Requirements:
Copy out the material below in full, but not its images.

Data listing:

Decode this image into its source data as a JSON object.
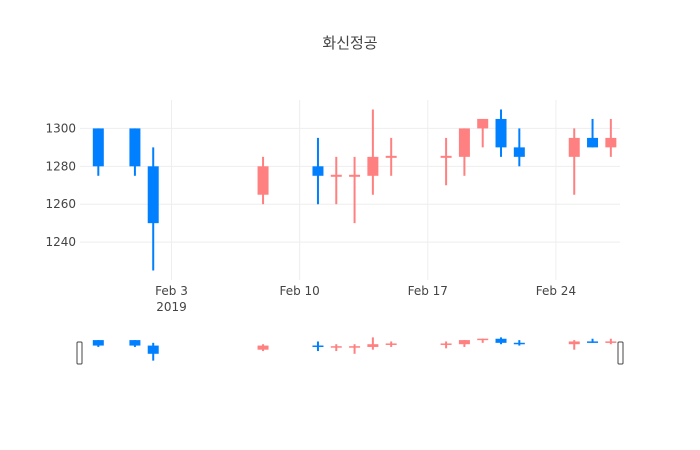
{
  "chart_data": {
    "type": "candlestick",
    "title": "화신정공",
    "xlabel": "",
    "ylabel": "",
    "ylim": [
      1220,
      1315
    ],
    "yticks": [
      1240,
      1260,
      1280,
      1300
    ],
    "x_range": [
      "2019-01-29",
      "2019-02-27"
    ],
    "xticks": [
      {
        "date": "2019-02-03",
        "label": "Feb 3",
        "sublabel": "2019"
      },
      {
        "date": "2019-02-10",
        "label": "Feb 10",
        "sublabel": ""
      },
      {
        "date": "2019-02-17",
        "label": "Feb 17",
        "sublabel": ""
      },
      {
        "date": "2019-02-24",
        "label": "Feb 24",
        "sublabel": ""
      }
    ],
    "increasing_color": "#ff8080",
    "decreasing_color": "#0080ff",
    "grid": true,
    "legend": "none",
    "range_slider": true,
    "candles": [
      {
        "date": "2019-01-30",
        "open": 1300,
        "high": 1300,
        "low": 1275,
        "close": 1280
      },
      {
        "date": "2019-02-01",
        "open": 1300,
        "high": 1300,
        "low": 1275,
        "close": 1280
      },
      {
        "date": "2019-02-02",
        "open": 1280,
        "high": 1290,
        "low": 1225,
        "close": 1250
      },
      {
        "date": "2019-02-08",
        "open": 1265,
        "high": 1285,
        "low": 1260,
        "close": 1280
      },
      {
        "date": "2019-02-11",
        "open": 1280,
        "high": 1295,
        "low": 1260,
        "close": 1275
      },
      {
        "date": "2019-02-12",
        "open": 1275,
        "high": 1285,
        "low": 1260,
        "close": 1275
      },
      {
        "date": "2019-02-13",
        "open": 1275,
        "high": 1285,
        "low": 1250,
        "close": 1275
      },
      {
        "date": "2019-02-14",
        "open": 1275,
        "high": 1310,
        "low": 1265,
        "close": 1285
      },
      {
        "date": "2019-02-15",
        "open": 1285,
        "high": 1295,
        "low": 1275,
        "close": 1285
      },
      {
        "date": "2019-02-18",
        "open": 1285,
        "high": 1295,
        "low": 1270,
        "close": 1285
      },
      {
        "date": "2019-02-19",
        "open": 1285,
        "high": 1300,
        "low": 1275,
        "close": 1300
      },
      {
        "date": "2019-02-20",
        "open": 1300,
        "high": 1305,
        "low": 1290,
        "close": 1305
      },
      {
        "date": "2019-02-21",
        "open": 1305,
        "high": 1310,
        "low": 1285,
        "close": 1290
      },
      {
        "date": "2019-02-22",
        "open": 1290,
        "high": 1300,
        "low": 1280,
        "close": 1285
      },
      {
        "date": "2019-02-25",
        "open": 1285,
        "high": 1300,
        "low": 1265,
        "close": 1295
      },
      {
        "date": "2019-02-26",
        "open": 1295,
        "high": 1305,
        "low": 1290,
        "close": 1290
      },
      {
        "date": "2019-02-27",
        "open": 1290,
        "high": 1305,
        "low": 1285,
        "close": 1295
      }
    ]
  }
}
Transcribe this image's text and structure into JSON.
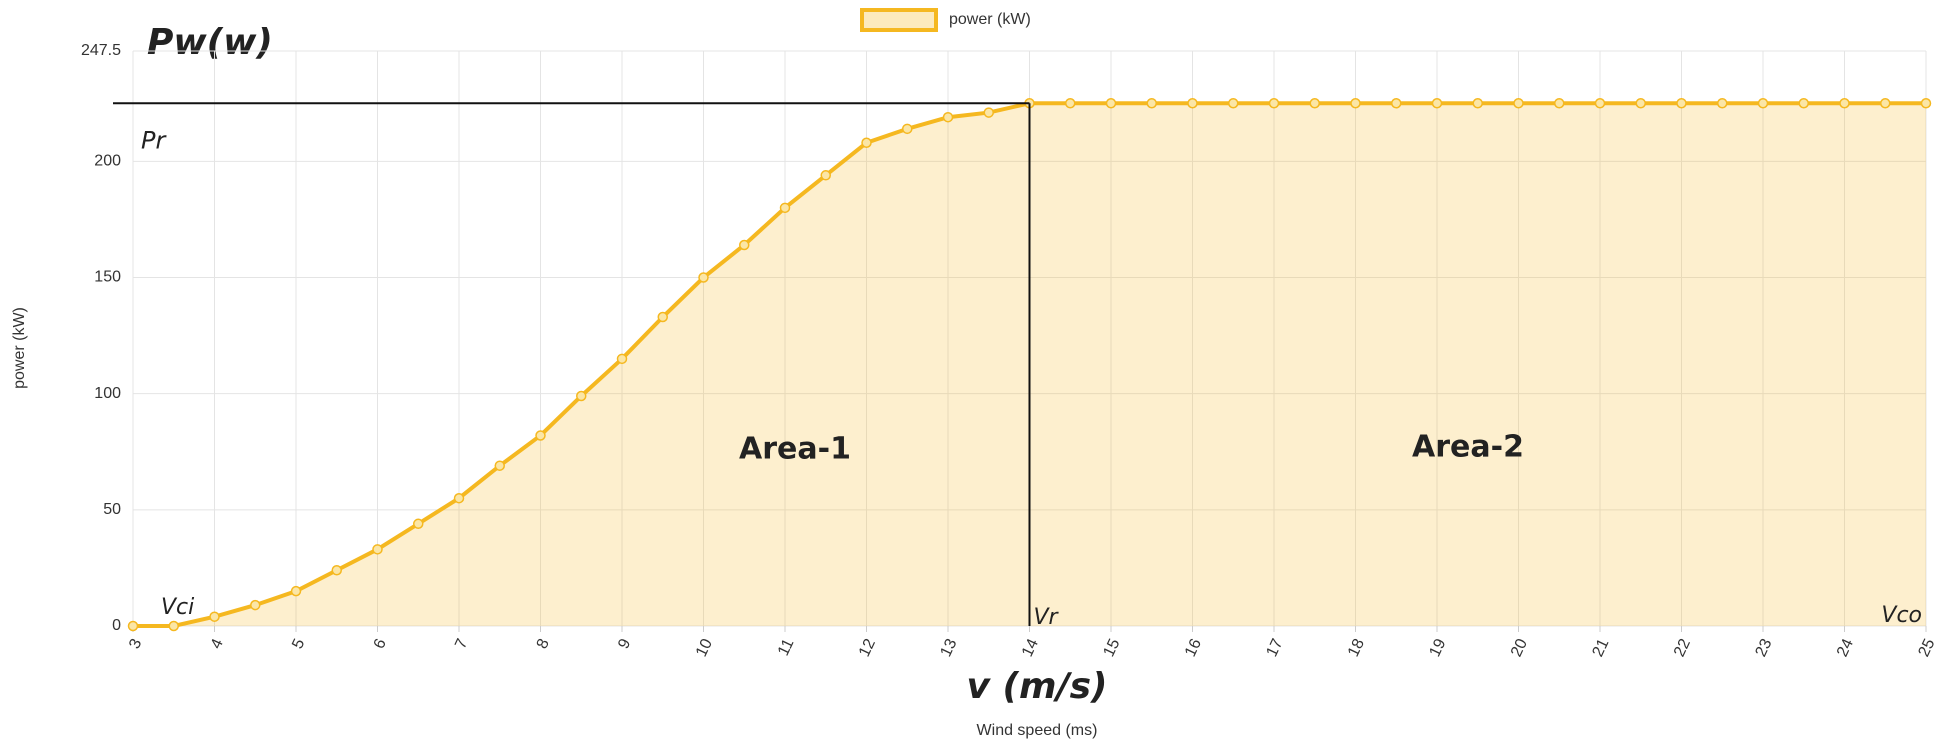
{
  "chart_data": {
    "type": "area",
    "title": "Pw(w)",
    "x_label": "v (m/s)",
    "x_axis_title": "Wind speed (ms)",
    "y_axis_title": "power (kW)",
    "annotations": {
      "rated_power": "Pr",
      "cut_in": "Vci",
      "rated_speed": "Vr",
      "cut_out": "Vco",
      "area_1": "Area-1",
      "area_2": "Area-2"
    },
    "x": [
      3,
      3.5,
      4,
      4.5,
      5,
      5.5,
      6,
      6.5,
      7,
      7.5,
      8,
      8.5,
      9,
      9.5,
      10,
      10.5,
      11,
      11.5,
      12,
      12.5,
      13,
      13.5,
      14,
      14.5,
      15,
      15.5,
      16,
      16.5,
      17,
      17.5,
      18,
      18.5,
      19,
      19.5,
      20,
      20.5,
      21,
      21.5,
      22,
      22.5,
      23,
      23.5,
      24,
      24.5,
      25
    ],
    "series": [
      {
        "name": "power (kW)",
        "color": "#f5b820",
        "values": [
          0,
          0,
          4,
          9,
          15,
          24,
          33,
          44,
          55,
          69,
          82,
          99,
          115,
          133,
          150,
          164,
          180,
          194,
          208,
          214,
          219,
          221,
          225,
          225,
          225,
          225,
          225,
          225,
          225,
          225,
          225,
          225,
          225,
          225,
          225,
          225,
          225,
          225,
          225,
          225,
          225,
          225,
          225,
          225,
          225
        ]
      }
    ],
    "xlim": [
      3,
      25
    ],
    "xticks": [
      3,
      4,
      5,
      6,
      7,
      8,
      9,
      10,
      11,
      12,
      13,
      14,
      15,
      16,
      17,
      18,
      19,
      20,
      21,
      22,
      23,
      24,
      25
    ],
    "ylim": [
      0,
      247.5
    ],
    "yticks": [
      0,
      50,
      100,
      150,
      200,
      247.5
    ],
    "grid": true,
    "legend": "top"
  }
}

Output of the task:
Decode this image into its source data as a JSON object.
{
  "chart_data": {
    "type": "candlestick",
    "title": "화신정공",
    "xlabel": "",
    "ylabel": "",
    "ylim": [
      1220,
      1315
    ],
    "yticks": [
      1240,
      1260,
      1280,
      1300
    ],
    "x_range": [
      "2019-01-29",
      "2019-02-27"
    ],
    "xticks": [
      {
        "date": "2019-02-03",
        "label": "Feb 3",
        "sublabel": "2019"
      },
      {
        "date": "2019-02-10",
        "label": "Feb 10",
        "sublabel": ""
      },
      {
        "date": "2019-02-17",
        "label": "Feb 17",
        "sublabel": ""
      },
      {
        "date": "2019-02-24",
        "label": "Feb 24",
        "sublabel": ""
      }
    ],
    "increasing_color": "#ff8080",
    "decreasing_color": "#0080ff",
    "grid": true,
    "legend": "none",
    "range_slider": true,
    "candles": [
      {
        "date": "2019-01-30",
        "open": 1300,
        "high": 1300,
        "low": 1275,
        "close": 1280
      },
      {
        "date": "2019-02-01",
        "open": 1300,
        "high": 1300,
        "low": 1275,
        "close": 1280
      },
      {
        "date": "2019-02-02",
        "open": 1280,
        "high": 1290,
        "low": 1225,
        "close": 1250
      },
      {
        "date": "2019-02-08",
        "open": 1265,
        "high": 1285,
        "low": 1260,
        "close": 1280
      },
      {
        "date": "2019-02-11",
        "open": 1280,
        "high": 1295,
        "low": 1260,
        "close": 1275
      },
      {
        "date": "2019-02-12",
        "open": 1275,
        "high": 1285,
        "low": 1260,
        "close": 1275
      },
      {
        "date": "2019-02-13",
        "open": 1275,
        "high": 1285,
        "low": 1250,
        "close": 1275
      },
      {
        "date": "2019-02-14",
        "open": 1275,
        "high": 1310,
        "low": 1265,
        "close": 1285
      },
      {
        "date": "2019-02-15",
        "open": 1285,
        "high": 1295,
        "low": 1275,
        "close": 1285
      },
      {
        "date": "2019-02-18",
        "open": 1285,
        "high": 1295,
        "low": 1270,
        "close": 1285
      },
      {
        "date": "2019-02-19",
        "open": 1285,
        "high": 1300,
        "low": 1275,
        "close": 1300
      },
      {
        "date": "2019-02-20",
        "open": 1300,
        "high": 1305,
        "low": 1290,
        "close": 1305
      },
      {
        "date": "2019-02-21",
        "open": 1305,
        "high": 1310,
        "low": 1285,
        "close": 1290
      },
      {
        "date": "2019-02-22",
        "open": 1290,
        "high": 1300,
        "low": 1280,
        "close": 1285
      },
      {
        "date": "2019-02-25",
        "open": 1285,
        "high": 1300,
        "low": 1265,
        "close": 1295
      },
      {
        "date": "2019-02-26",
        "open": 1295,
        "high": 1305,
        "low": 1290,
        "close": 1290
      },
      {
        "date": "2019-02-27",
        "open": 1290,
        "high": 1305,
        "low": 1285,
        "close": 1295
      }
    ]
  }
}
Transcribe this image's text and structure into JSON.
{
  "chart_data": {
    "type": "area",
    "title": "Pw(w)",
    "x_label": "v (m/s)",
    "x_axis_title": "Wind speed (ms)",
    "y_axis_title": "power (kW)",
    "annotations": {
      "rated_power": "Pr",
      "cut_in": "Vci",
      "rated_speed": "Vr",
      "cut_out": "Vco",
      "area_1": "Area-1",
      "area_2": "Area-2"
    },
    "x": [
      3,
      3.5,
      4,
      4.5,
      5,
      5.5,
      6,
      6.5,
      7,
      7.5,
      8,
      8.5,
      9,
      9.5,
      10,
      10.5,
      11,
      11.5,
      12,
      12.5,
      13,
      13.5,
      14,
      14.5,
      15,
      15.5,
      16,
      16.5,
      17,
      17.5,
      18,
      18.5,
      19,
      19.5,
      20,
      20.5,
      21,
      21.5,
      22,
      22.5,
      23,
      23.5,
      24,
      24.5,
      25
    ],
    "series": [
      {
        "name": "power (kW)",
        "color": "#f5b820",
        "values": [
          0,
          0,
          4,
          9,
          15,
          24,
          33,
          44,
          55,
          69,
          82,
          99,
          115,
          133,
          150,
          164,
          180,
          194,
          208,
          214,
          219,
          221,
          225,
          225,
          225,
          225,
          225,
          225,
          225,
          225,
          225,
          225,
          225,
          225,
          225,
          225,
          225,
          225,
          225,
          225,
          225,
          225,
          225,
          225,
          225
        ]
      }
    ],
    "xlim": [
      3,
      25
    ],
    "xticks": [
      3,
      4,
      5,
      6,
      7,
      8,
      9,
      10,
      11,
      12,
      13,
      14,
      15,
      16,
      17,
      18,
      19,
      20,
      21,
      22,
      23,
      24,
      25
    ],
    "ylim": [
      0,
      247.5
    ],
    "yticks": [
      0,
      50,
      100,
      150,
      200,
      247.5
    ],
    "grid": true,
    "legend": "top"
  }
}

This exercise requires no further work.